[Instructions to follow] Return the entries below in their exact form, leaving the pictures out.

⟨

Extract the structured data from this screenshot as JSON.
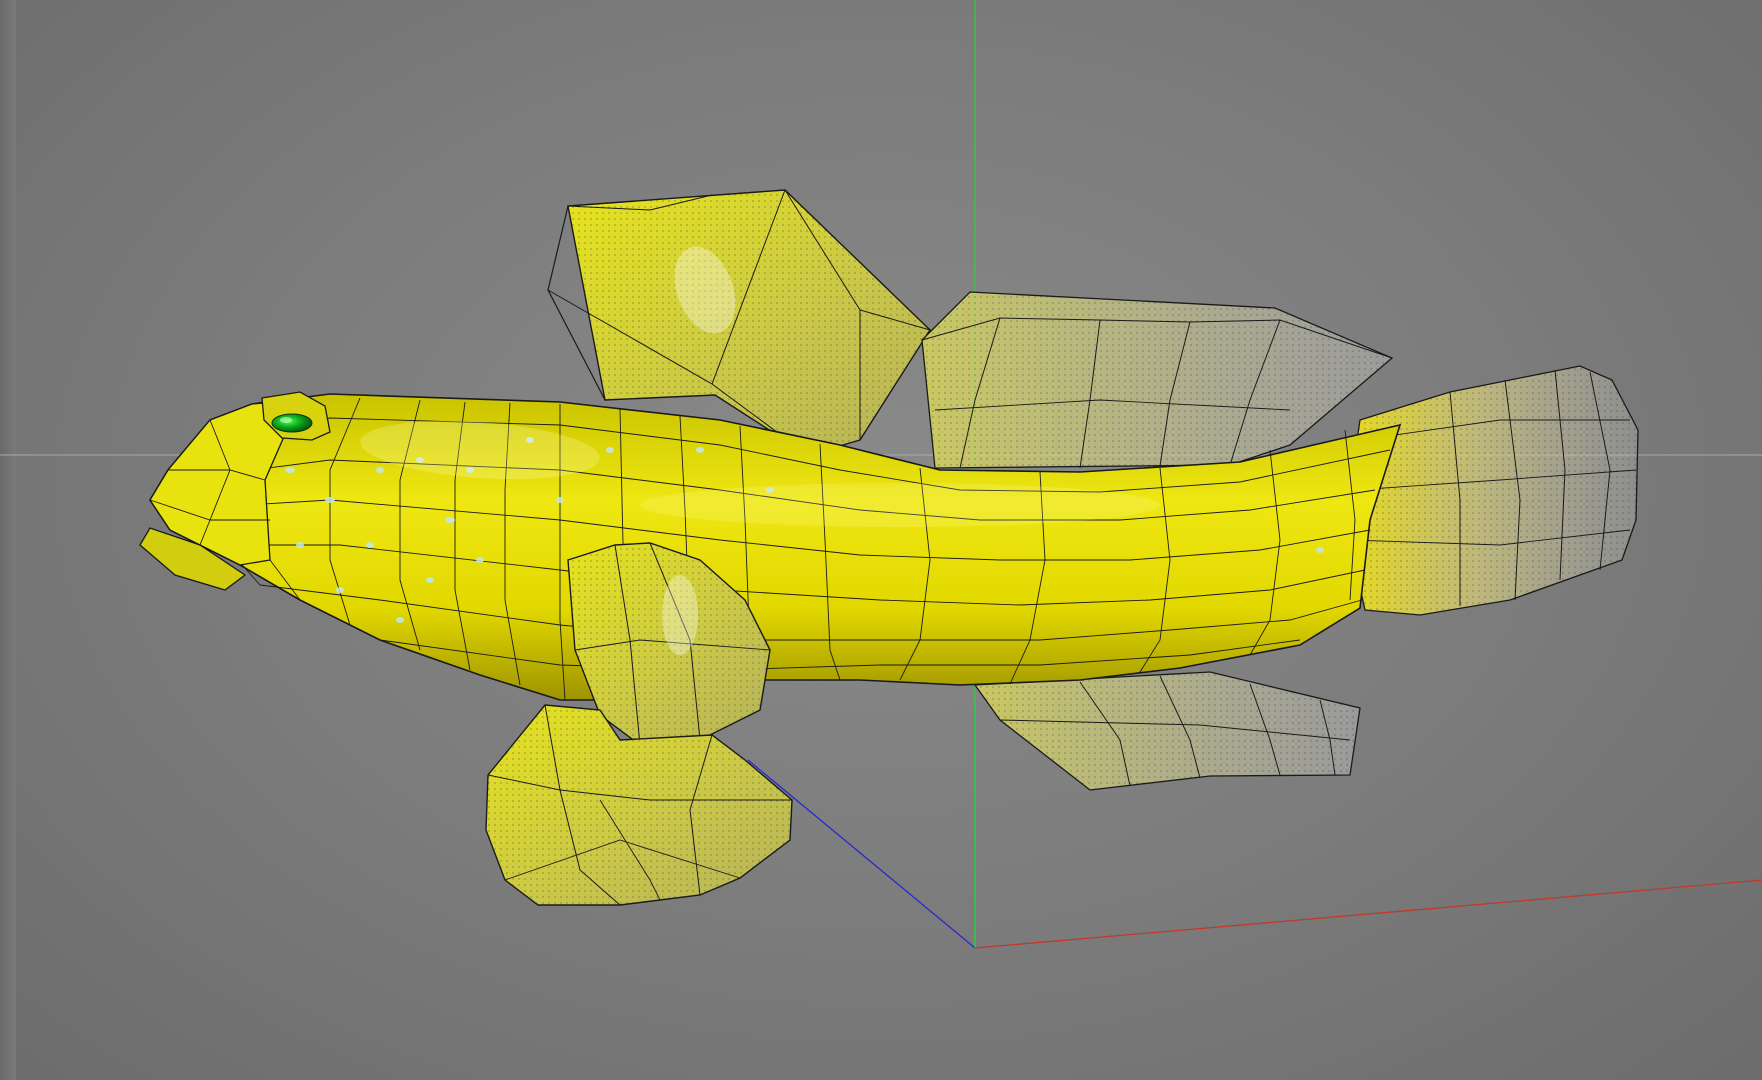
{
  "viewport": {
    "background_color": "#7c7c7c",
    "view": "3d-perspective",
    "axes": {
      "x_color": "#c0392b",
      "y_color": "#2ecc40",
      "z_color": "#2a2ad0"
    }
  },
  "model": {
    "subject": "fish",
    "body_color": "#e3dc0a",
    "fin_color": "#d8d86a",
    "eye_color": "#0a9a1a",
    "wireframe_color": "#1a1a1a",
    "display_mode": "textured-with-wireframe"
  }
}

⟩

[Response to this exercise]
Extract the structured data from this screenshot as JSON.
{
  "viewport": {
    "background_color": "#7c7c7c",
    "view": "3d-perspective",
    "axes": {
      "x_color": "#c0392b",
      "y_color": "#2ecc40",
      "z_color": "#2a2ad0"
    }
  },
  "model": {
    "subject": "fish",
    "body_color": "#e3dc0a",
    "fin_color": "#d8d86a",
    "eye_color": "#0a9a1a",
    "wireframe_color": "#1a1a1a",
    "display_mode": "textured-with-wireframe"
  }
}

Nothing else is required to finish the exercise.